▶ **EXERCISE REQUIREMENTS**:
Could you write out the records below exactly as they appear?

▶ **GIVEN DATA**:
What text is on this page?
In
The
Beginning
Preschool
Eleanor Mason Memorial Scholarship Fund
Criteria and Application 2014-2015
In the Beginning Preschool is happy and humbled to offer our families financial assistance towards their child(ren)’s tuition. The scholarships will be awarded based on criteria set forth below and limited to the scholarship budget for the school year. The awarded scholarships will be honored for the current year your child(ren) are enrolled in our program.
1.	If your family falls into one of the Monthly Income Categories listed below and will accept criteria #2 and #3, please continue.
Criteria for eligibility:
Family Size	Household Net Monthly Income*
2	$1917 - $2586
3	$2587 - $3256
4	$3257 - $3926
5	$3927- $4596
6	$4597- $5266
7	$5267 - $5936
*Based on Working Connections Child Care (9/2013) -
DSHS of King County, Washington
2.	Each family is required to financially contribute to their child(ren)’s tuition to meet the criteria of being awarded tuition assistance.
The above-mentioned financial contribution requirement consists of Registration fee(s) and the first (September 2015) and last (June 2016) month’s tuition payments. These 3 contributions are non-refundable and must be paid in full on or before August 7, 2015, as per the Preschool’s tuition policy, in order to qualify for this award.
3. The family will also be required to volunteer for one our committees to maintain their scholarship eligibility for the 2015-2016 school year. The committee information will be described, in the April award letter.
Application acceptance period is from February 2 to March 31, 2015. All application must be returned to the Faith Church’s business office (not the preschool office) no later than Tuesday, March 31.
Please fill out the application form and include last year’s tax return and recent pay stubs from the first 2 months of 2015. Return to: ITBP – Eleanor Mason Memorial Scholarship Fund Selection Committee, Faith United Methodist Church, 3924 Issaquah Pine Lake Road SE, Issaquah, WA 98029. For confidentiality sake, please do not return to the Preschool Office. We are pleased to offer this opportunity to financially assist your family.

▶ **RESULT**:
What text is on this page?
In
The
Beginning
Preschool
Eleanor Mason Memorial Scholarship Fund
Criteria and Application 2014-2015
In the Beginning Preschool is happy and humbled to offer our families financial assistance towards their child(ren)’s tuition. The scholarships will be awarded based on criteria set forth below and limited to the scholarship budget for the school year. The awarded scholarships will be honored for the current year your child(ren) are enrolled in our program.
1.	If your family falls into one of the Monthly Income Categories listed below and will accept criteria #2 and #3, please continue.
Criteria for eligibility:
Family Size	Household Net Monthly Income*
2	$1917 - $2586
3	$2587 - $3256
4	$3257 - $3926
5	$3927- $4596
6	$4597- $5266
7	$5267 - $5936
*Based on Working Connections Child Care (9/2013) -
DSHS of King County, Washington
2.	Each family is required to financially contribute to their child(ren)’s tuition to meet the criteria of being awarded tuition assistance.
The above-mentioned financial contribution requirement consists of Registration fee(s) and the first (September 2015) and last (June 2016) month’s tuition payments. These 3 contributions are non-refundable and must be paid in full on or before August 7, 2015, as per the Preschool’s tuition policy, in order to qualify for this award.
3. The family will also be required to volunteer for one our committees to maintain their scholarship eligibility for the 2015-2016 school year. The committee information will be described, in the April award letter.
Application acceptance period is from February 2 to March 31, 2015. All application must be returned to the Faith Church’s business office (not the preschool office) no later than Tuesday, March 31.
Please fill out the application form and include last year’s tax return and recent pay stubs from the first 2 months of 2015. Return to: ITBP – Eleanor Mason Memorial Scholarship Fund Selection Committee, Faith United Methodist Church, 3924 Issaquah Pine Lake Road SE, Issaquah, WA 98029. For confidentiality sake, please do not return to the Preschool Office. We are pleased to offer this opportunity to financially assist your family.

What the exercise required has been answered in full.